Excerpt from a dataset:
----------------

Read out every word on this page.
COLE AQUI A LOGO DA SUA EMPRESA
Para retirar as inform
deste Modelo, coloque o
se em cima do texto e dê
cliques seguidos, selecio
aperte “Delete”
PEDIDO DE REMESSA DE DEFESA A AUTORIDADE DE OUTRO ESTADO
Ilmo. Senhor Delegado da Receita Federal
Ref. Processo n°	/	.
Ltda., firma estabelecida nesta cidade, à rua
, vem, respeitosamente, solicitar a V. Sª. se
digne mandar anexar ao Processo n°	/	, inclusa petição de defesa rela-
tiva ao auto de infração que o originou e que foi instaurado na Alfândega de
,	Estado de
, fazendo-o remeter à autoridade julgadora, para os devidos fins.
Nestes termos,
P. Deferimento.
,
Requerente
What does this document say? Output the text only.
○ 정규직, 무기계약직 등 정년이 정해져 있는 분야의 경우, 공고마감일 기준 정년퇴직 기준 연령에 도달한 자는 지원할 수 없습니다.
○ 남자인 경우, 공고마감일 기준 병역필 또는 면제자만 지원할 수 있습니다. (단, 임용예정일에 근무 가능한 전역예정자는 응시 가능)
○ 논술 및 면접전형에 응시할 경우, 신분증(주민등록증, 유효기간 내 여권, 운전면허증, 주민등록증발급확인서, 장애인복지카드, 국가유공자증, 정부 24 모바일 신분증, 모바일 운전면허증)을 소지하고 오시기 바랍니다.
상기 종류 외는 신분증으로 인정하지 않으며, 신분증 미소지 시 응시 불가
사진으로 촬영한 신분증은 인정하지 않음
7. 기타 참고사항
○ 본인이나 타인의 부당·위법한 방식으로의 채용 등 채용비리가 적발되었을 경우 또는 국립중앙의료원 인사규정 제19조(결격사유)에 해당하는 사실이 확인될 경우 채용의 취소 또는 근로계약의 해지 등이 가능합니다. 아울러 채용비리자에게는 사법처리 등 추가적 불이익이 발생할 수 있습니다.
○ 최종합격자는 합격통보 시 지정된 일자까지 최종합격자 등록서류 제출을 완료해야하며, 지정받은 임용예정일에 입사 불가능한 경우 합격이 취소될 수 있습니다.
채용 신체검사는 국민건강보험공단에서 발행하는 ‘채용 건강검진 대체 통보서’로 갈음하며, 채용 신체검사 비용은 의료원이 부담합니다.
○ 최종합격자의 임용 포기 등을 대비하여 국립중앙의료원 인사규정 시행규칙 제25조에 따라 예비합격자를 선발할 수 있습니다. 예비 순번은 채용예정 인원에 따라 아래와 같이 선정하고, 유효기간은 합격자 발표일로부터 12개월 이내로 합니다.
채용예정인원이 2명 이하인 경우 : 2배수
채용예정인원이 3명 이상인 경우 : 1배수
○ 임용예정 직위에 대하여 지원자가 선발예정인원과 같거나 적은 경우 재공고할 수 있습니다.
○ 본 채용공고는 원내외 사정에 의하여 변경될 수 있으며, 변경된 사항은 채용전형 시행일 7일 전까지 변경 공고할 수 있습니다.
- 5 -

----------------

Out of the records, collect only those lines that contain the string "공고마감일".

Exercise output.
○ 정규직, 무기계약직 등 정년이 정해져 있는 분야의 경우, 공고마감일 기준 정년퇴직 기준 연령에 도달한 자는 지원할 수 없습니다.
○ 남자인 경우, 공고마감일 기준 병역필 또는 면제자만 지원할 수 있습니다. (단, 임용예정일에 근무 가능한 전역예정자는 응시 가능)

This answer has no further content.